Exactly reproduce the lines that follow.

[Start Data provided]

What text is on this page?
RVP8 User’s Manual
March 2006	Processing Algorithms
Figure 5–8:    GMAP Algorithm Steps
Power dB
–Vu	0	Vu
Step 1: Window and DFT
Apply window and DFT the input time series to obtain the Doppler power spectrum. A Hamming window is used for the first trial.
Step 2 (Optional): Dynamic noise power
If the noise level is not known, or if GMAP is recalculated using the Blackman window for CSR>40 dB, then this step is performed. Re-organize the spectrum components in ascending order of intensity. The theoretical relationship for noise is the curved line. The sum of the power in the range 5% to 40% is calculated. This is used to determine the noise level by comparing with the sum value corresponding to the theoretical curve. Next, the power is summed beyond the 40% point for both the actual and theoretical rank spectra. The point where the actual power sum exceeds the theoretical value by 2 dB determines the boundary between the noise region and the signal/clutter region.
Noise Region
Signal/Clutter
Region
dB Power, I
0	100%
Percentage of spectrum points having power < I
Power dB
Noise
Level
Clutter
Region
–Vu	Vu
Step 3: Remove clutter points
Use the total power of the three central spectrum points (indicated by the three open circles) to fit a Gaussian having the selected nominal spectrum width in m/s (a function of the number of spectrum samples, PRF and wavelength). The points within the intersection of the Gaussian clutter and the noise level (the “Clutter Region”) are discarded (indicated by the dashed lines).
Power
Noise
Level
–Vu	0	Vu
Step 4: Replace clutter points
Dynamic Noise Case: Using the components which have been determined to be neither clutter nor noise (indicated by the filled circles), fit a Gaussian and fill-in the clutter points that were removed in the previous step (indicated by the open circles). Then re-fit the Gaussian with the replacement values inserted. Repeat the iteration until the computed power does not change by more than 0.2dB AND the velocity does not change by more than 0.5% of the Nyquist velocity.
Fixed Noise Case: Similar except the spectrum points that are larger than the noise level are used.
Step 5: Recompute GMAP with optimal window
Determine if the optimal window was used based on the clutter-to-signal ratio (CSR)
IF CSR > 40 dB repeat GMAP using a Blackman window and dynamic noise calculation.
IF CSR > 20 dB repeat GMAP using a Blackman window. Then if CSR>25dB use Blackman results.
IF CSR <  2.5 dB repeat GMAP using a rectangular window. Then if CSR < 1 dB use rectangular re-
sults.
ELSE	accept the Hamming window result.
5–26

[End Data provided]

Exercise answer ::
What text is on this page?
RVP8 User’s Manual
March 2006	Processing Algorithms
Figure 5–8:    GMAP Algorithm Steps
Power dB
–Vu	0	Vu
Step 1: Window and DFT
Apply window and DFT the input time series to obtain the Doppler power spectrum. A Hamming window is used for the first trial.
Step 2 (Optional): Dynamic noise power
If the noise level is not known, or if GMAP is recalculated using the Blackman window for CSR>40 dB, then this step is performed. Re-organize the spectrum components in ascending order of intensity. The theoretical relationship for noise is the curved line. The sum of the power in the range 5% to 40% is calculated. This is used to determine the noise level by comparing with the sum value corresponding to the theoretical curve. Next, the power is summed beyond the 40% point for both the actual and theoretical rank spectra. The point where the actual power sum exceeds the theoretical value by 2 dB determines the boundary between the noise region and the signal/clutter region.
Noise Region
Signal/Clutter
Region
dB Power, I
0	100%
Percentage of spectrum points having power < I
Power dB
Noise
Level
Clutter
Region
–Vu	Vu
Step 3: Remove clutter points
Use the total power of the three central spectrum points (indicated by the three open circles) to fit a Gaussian having the selected nominal spectrum width in m/s (a function of the number of spectrum samples, PRF and wavelength). The points within the intersection of the Gaussian clutter and the noise level (the “Clutter Region”) are discarded (indicated by the dashed lines).
Power
Noise
Level
–Vu	0	Vu
Step 4: Replace clutter points
Dynamic Noise Case: Using the components which have been determined to be neither clutter nor noise (indicated by the filled circles), fit a Gaussian and fill-in the clutter points that were removed in the previous step (indicated by the open circles). Then re-fit the Gaussian with the replacement values inserted. Repeat the iteration until the computed power does not change by more than 0.2dB AND the velocity does not change by more than 0.5% of the Nyquist velocity.
Fixed Noise Case: Similar except the spectrum points that are larger than the noise level are used.
Step 5: Recompute GMAP with optimal window
Determine if the optimal window was used based on the clutter-to-signal ratio (CSR)
IF CSR > 40 dB repeat GMAP using a Blackman window and dynamic noise calculation.
IF CSR > 20 dB repeat GMAP using a Blackman window. Then if CSR>25dB use Blackman results.
IF CSR <  2.5 dB repeat GMAP using a rectangular window. Then if CSR < 1 dB use rectangular re-
sults.
ELSE	accept the Hamming window result.
5–26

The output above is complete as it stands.